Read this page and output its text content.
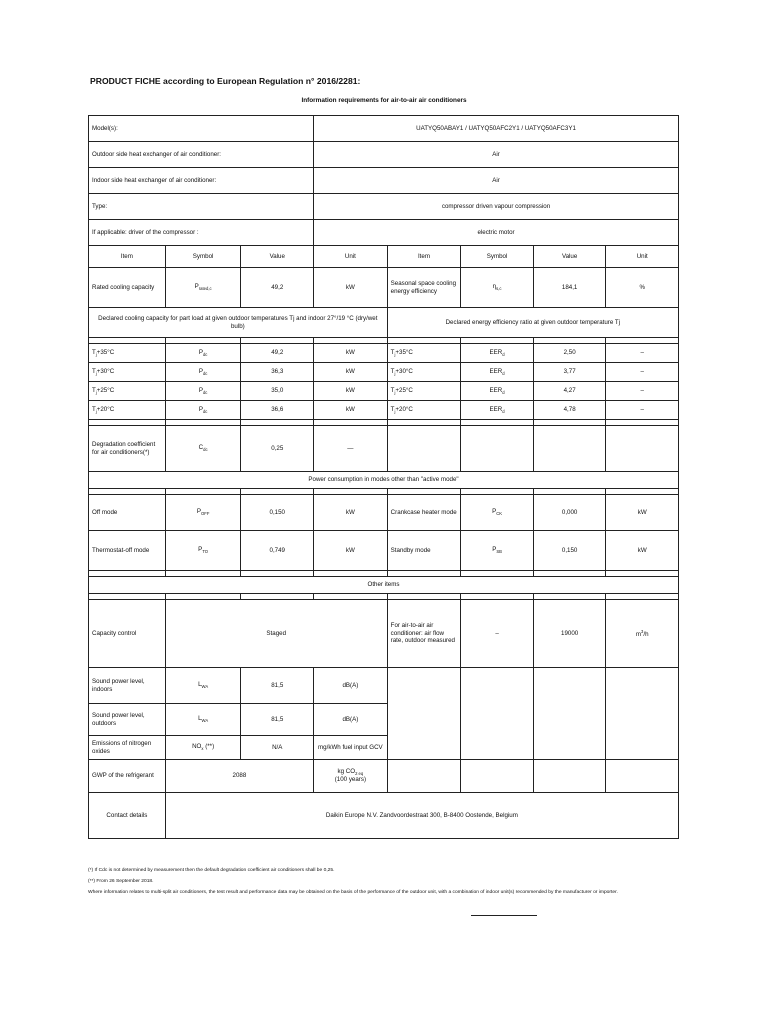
PRODUCT FICHE according to European Regulation n° 2016/2281:
Information requirements for air-to-air air conditioners
Model(s):			UATYQ50ABAY1 / UATYQ50AFC2Y1 / UATYQ50AFC3Y1				
Outdoor side heat exchanger of air conditioner:			Air				
Indoor side heat exchanger of air conditioner:			Air				
Type:			compressor driven vapour compression				
If applicable: driver of the compressor :			electric motor				
Item	Symbol	Value	Unit	Item	Symbol	Value	Unit
Rated cooling capacity	$P_{rated,c}$	49,2	kW	Seasonal space cooling energy efficiency	$\eta_{s,c}$	184,1	%
Declared cooling capacity for part load at given outdoor temperatures Tj and indoor 27°/19 °C (dry/wet bulb)				Declared energy efficiency ratio at given outdoor temperature Tj			

$T_j+35^\circ C$	$P_{dc}$	49,2	kW	$T_j+35^\circ C$	$EER_d$	2,50	–
$T_j+30^\circ C$	$P_{dc}$	36,3	kW	$T_j+30^\circ C$	$EER_d$	3,77	–
$T_j+25^\circ C$	$P_{dc}$	35,0	kW	$T_j+25^\circ C$	$EER_d$	4,27	–
$T_j+20^\circ C$	$P_{dc}$	36,6	kW	$T_j+20^\circ C$	$EER_d$	4,78	–

Degradation coefficient for air conditioners(*)	$C_{dc}$	0,25	—				
Power consumption in modes other than "active mode"							

Off mode	$P_{OFF}$	0,150	kW	Crankcase heater mode	$P_{CK}$	0,000	kW
Thermostat-off mode	$P_{TO}$	0,749	kW	Standby mode	$P_{SB}$	0,150	kW

Other items							

Capacity control	Staged			For air-to-air air conditioner: air flow rate, outdoor measured	–	19000	$m^3/h$
Sound power level, indoors	$L_{WA}$	81,5	dB(A)				
Sound power level, outdoors	$L_{WA}$	81,5	dB(A)				
Emissions of nitrogen oxides	$NO_x$ (**)	N/A	mg/kWh fuel input GCV				
GWP of the refrigerant	2088		kg $CO_{2 eq}$
(100 years)				
Contact details	Daikin Europe N.V. Zandvoordestraat 300, B-8400 Oostende, Belgium						
(*) If Cdc is not determined by measurement then the default degradation coefficient air conditioners shall be 0,25.
(**) From 26 September 2018.
Where information relates to multi-split air conditioners, the test result and performance data may be obtained on the basis of the performance of the outdoor unit, with a combination of indoor unit(s) recommended by the manufacturer or importer.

═══

# Stated problem
Only a number is wanted: how many lines contain "compressor"?

# Complete response
2